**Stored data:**

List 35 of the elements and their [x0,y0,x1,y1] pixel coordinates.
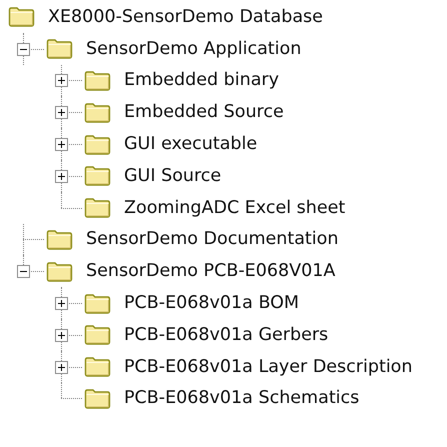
expander-toggle[interactable] [55,328,68,342]
folder-icon [84,356,111,378]
folder-icon [84,165,111,186]
folder-label[interactable]: ZoomingADC Excel sheet [124,194,346,221]
expander-toggle[interactable] [17,265,30,278]
folder-icon [46,228,73,250]
folder-label[interactable]: SensorDemo PCB-E068V01A [86,258,336,284]
expander-toggle[interactable] [55,170,68,183]
folder-icon [46,260,73,282]
folder-icon [84,197,111,218]
folder-label[interactable]: Embedded Source [124,99,284,126]
expander-toggle[interactable] [55,138,68,152]
folder-icon [8,6,35,28]
folder-icon [84,292,111,314]
folder-label[interactable]: PCB-E068v01a Gerbers [124,322,328,348]
expander-toggle[interactable] [55,297,68,310]
folder-label[interactable]: XE8000-SensorDemo Database [48,4,323,30]
folder-label[interactable]: SensorDemo Documentation [86,226,338,253]
folder-label[interactable]: SensorDemo Application [86,36,302,62]
folder-label[interactable]: GUI executable [124,130,258,158]
folder-icon [84,324,111,346]
folder-label[interactable]: PCB-E068v01a BOM [124,290,300,316]
folder-icon [46,38,73,60]
folder-label[interactable]: PCB-E068v01a Schematics [124,385,360,412]
expander-toggle[interactable] [55,74,68,88]
folder-icon [84,134,111,155]
folder-label[interactable]: GUI Source [124,162,222,189]
folder-icon [84,70,111,91]
folder-label[interactable]: PCB-E068v01a Layer Description [124,354,412,380]
expander-toggle[interactable] [55,360,68,374]
folder-icon [84,102,111,123]
expander-toggle[interactable] [17,42,30,56]
expander-toggle[interactable] [55,106,68,120]
folder-icon [84,388,111,409]
folder-label[interactable]: Embedded binary [124,67,279,94]
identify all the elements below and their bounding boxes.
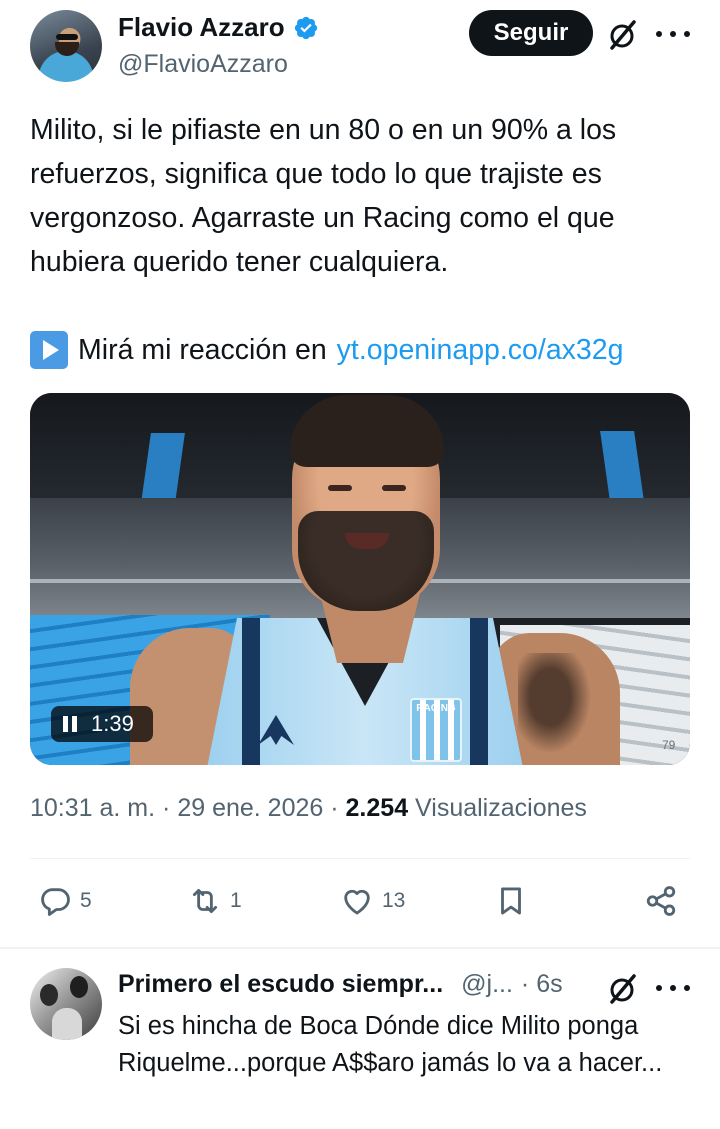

**Problem to work on:**
Reproduce the data above, starting with the line containing "expander-toggle[interactable] [55,328,68,342]" and continuing through the line containing "folder-label[interactable]: GUI Source", with both of those lines included.

**Solution:**
expander-toggle[interactable] [55,328,68,342]
folder-icon [84,356,111,378]
folder-icon [84,165,111,186]
folder-label[interactable]: ZoomingADC Excel sheet [124,194,346,221]
expander-toggle[interactable] [17,265,30,278]
folder-icon [46,228,73,250]
folder-label[interactable]: SensorDemo PCB-E068V01A [86,258,336,284]
expander-toggle[interactable] [55,170,68,183]
folder-icon [46,260,73,282]
folder-icon [84,197,111,218]
folder-label[interactable]: Embedded Source [124,99,284,126]
expander-toggle[interactable] [55,138,68,152]
folder-icon [8,6,35,28]
folder-icon [84,292,111,314]
folder-label[interactable]: PCB-E068v01a Gerbers [124,322,328,348]
expander-toggle[interactable] [55,297,68,310]
folder-label[interactable]: XE8000-SensorDemo Database [48,4,323,30]
folder-label[interactable]: SensorDemo Documentation [86,226,338,253]
folder-label[interactable]: SensorDemo Application [86,36,302,62]
folder-label[interactable]: GUI executable [124,130,258,158]
folder-icon [84,324,111,346]
folder-label[interactable]: PCB-E068v01a BOM [124,290,300,316]
folder-icon [46,38,73,60]
folder-label[interactable]: PCB-E068v01a Schematics [124,385,360,412]
expander-toggle[interactable] [55,74,68,88]
folder-icon [84,134,111,155]
folder-label[interactable]: GUI Source [124,162,222,189]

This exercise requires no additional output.